> _Given request_
In the memoir passage below about a religious upbringing, reproduce the text word for word from "I remember in" to "actually be true.".

> _Quoted passage_
So in the small and medium-sized Ohio towns where we lived, my family attended services of various Protestant congregations, and at one point, I went to Sunday school at a Methodist church practically next door to us. For a short time, my father even conducted his own Sunday services in our home. Then later, when I was about six or seven, we started to attend a Unitarian congregation in a nearby city, whose teachings were more to my father’s liking.

When I was about ten, however, we left the Unitarians — I think because of quarreling among the members and the presence of eccentrics among them, such as flying-saucer devotees. We began to attend the Episcopal Church instead. My father was attracted by the dignity of the service and the music, by the comparatively intellectual character of the clergy and members, and by the undogmatic emphasis of the Episcopal tradition.

Into Atheism and Theism

When I was young, say from about age four to eleven, I had a vague notion of God. On one occasion, I believe, I equated Him with a large piece of farm machinery that was parked near our house. As I approached adolescence, I began to wonder whether there was a God or not, but had not the slightest notion of how to find out.

By around the age of thirteen, I had concluded that there definitely was not a God, and I considered myself an atheist. During this period, I underwent the Episcopal confirmation ceremony. I had had some hesitation about being confirmed, but my father urged me to do so, because of his belief that it was important to belong to some church, even if one did not believe what it taught.

I remember in the tenth grade, during the moment of silent prayer at the beginning of the school day, consciously not praying, indeed attempting to do homework. But the homeroom teacher told me I had at least to sit there and do nothing if I did not want to pray. (This, of course, was in the public schools!)

Then during the next year everything changed. As far as I can remember, this is the sequence of events.

I read something about the Anglican writer C. S. Lewis in some Episcopal publication that my parents received. Though I remember nothing about the article in question, I remember thinking that since Lewis was both a Christian and an intellectual, perhaps I should investigate whether Christianity might actually be true.

Also about this time, my brother gave me a gift certificate for a local bookstore as a Christmas or birthday present. I used it to buy two books, one of them John Henry Newman’s Apologia pro Vita Sua. I don’t think I had ever heard of Newman before, but I was attracted by the Latin title, since I was studying Latin in school.

Reading this book naturally put into my mind not only the idea of conversion, but the entire question of our relationship with God and of seeking the truth about His revelation. But the first decisive moment came in a different and unexpected way.

I have implied that, though a skeptic, my father had a great interest in religion. His library of several thousand books included a fairly large religion section. In fact, I think it was the one section for which he bought or acquired more new books than any other.

[Dataset records]
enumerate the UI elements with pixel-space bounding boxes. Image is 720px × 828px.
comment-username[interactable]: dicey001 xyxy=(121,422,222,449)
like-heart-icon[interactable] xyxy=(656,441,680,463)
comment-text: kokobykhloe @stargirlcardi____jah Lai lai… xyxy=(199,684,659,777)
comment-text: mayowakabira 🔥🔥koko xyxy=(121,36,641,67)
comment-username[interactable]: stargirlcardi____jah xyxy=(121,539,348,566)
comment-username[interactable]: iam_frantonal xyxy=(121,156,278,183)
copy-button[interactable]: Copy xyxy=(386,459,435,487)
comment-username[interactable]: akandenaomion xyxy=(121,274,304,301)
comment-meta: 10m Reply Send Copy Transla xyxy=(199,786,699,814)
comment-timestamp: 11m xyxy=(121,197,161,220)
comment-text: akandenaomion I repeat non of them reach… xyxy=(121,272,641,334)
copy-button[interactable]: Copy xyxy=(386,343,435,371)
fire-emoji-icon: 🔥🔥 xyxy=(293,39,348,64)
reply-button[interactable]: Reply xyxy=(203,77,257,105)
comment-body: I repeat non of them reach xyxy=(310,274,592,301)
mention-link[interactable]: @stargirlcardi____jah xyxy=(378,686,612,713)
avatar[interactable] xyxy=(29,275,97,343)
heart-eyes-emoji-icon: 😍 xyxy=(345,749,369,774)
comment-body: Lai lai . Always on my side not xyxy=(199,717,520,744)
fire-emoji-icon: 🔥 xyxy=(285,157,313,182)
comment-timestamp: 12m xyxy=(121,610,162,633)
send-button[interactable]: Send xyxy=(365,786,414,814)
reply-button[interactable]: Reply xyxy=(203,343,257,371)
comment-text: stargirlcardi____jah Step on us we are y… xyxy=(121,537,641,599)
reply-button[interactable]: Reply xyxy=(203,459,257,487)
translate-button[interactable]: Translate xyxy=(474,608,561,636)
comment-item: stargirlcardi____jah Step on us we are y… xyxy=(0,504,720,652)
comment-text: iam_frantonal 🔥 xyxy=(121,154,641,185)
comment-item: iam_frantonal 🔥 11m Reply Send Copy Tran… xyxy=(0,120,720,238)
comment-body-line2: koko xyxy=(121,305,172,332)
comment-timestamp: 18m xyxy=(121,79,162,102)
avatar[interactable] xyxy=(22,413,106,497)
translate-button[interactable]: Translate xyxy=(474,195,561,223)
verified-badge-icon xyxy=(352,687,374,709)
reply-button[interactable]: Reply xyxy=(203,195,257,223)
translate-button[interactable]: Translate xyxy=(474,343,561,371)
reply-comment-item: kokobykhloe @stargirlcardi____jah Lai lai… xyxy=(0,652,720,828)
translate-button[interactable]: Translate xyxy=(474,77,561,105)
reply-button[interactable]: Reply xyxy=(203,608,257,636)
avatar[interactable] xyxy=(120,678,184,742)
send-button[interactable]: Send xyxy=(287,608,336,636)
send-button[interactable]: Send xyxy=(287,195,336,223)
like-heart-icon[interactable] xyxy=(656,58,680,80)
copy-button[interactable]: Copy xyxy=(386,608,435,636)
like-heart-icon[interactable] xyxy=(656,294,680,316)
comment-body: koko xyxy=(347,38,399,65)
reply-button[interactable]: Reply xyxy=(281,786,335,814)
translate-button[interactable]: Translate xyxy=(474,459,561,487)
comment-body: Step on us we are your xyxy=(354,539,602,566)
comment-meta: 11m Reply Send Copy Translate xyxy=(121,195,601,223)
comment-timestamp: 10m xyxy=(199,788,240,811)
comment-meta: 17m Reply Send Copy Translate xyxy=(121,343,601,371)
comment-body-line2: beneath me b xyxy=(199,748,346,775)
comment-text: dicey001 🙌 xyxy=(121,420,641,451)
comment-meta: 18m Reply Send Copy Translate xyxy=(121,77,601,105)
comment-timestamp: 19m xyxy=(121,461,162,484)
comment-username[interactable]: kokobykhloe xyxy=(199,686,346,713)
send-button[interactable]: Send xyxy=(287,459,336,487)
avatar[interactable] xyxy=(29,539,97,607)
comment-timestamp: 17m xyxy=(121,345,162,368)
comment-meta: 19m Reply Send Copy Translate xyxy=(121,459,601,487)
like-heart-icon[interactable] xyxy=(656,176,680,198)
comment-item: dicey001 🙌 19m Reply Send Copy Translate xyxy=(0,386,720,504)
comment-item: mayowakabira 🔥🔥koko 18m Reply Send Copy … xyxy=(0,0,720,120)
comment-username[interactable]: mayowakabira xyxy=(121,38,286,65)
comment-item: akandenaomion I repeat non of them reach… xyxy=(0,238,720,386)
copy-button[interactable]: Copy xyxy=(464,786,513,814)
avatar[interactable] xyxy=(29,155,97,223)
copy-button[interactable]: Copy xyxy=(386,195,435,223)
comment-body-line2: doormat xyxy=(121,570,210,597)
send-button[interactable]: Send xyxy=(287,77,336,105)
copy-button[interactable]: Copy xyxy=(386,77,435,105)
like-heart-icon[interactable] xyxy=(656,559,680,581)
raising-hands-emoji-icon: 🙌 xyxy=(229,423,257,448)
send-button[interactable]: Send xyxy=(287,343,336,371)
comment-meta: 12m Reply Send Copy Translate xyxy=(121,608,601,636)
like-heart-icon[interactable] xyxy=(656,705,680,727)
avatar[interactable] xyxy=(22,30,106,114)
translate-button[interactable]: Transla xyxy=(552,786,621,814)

> _The reply_
I remember in the tenth grade, during the moment of silent prayer at the beginning of the school day, consciously not praying, indeed attempting to do homework. But the homeroom teacher told me I had at least to sit there and do nothing if I did not want to pray. (This, of course, was in the public schools!)

Then during the next year everything changed. As far as I can remember, this is the sequence of events.

I read something about the Anglican writer C. S. Lewis in some Episcopal publication that my parents received. Though I remember nothing about the article in question, I remember thinking that since Lewis was both a Christian and an intellectual, perhaps I should investigate whether Christianity might actually be true.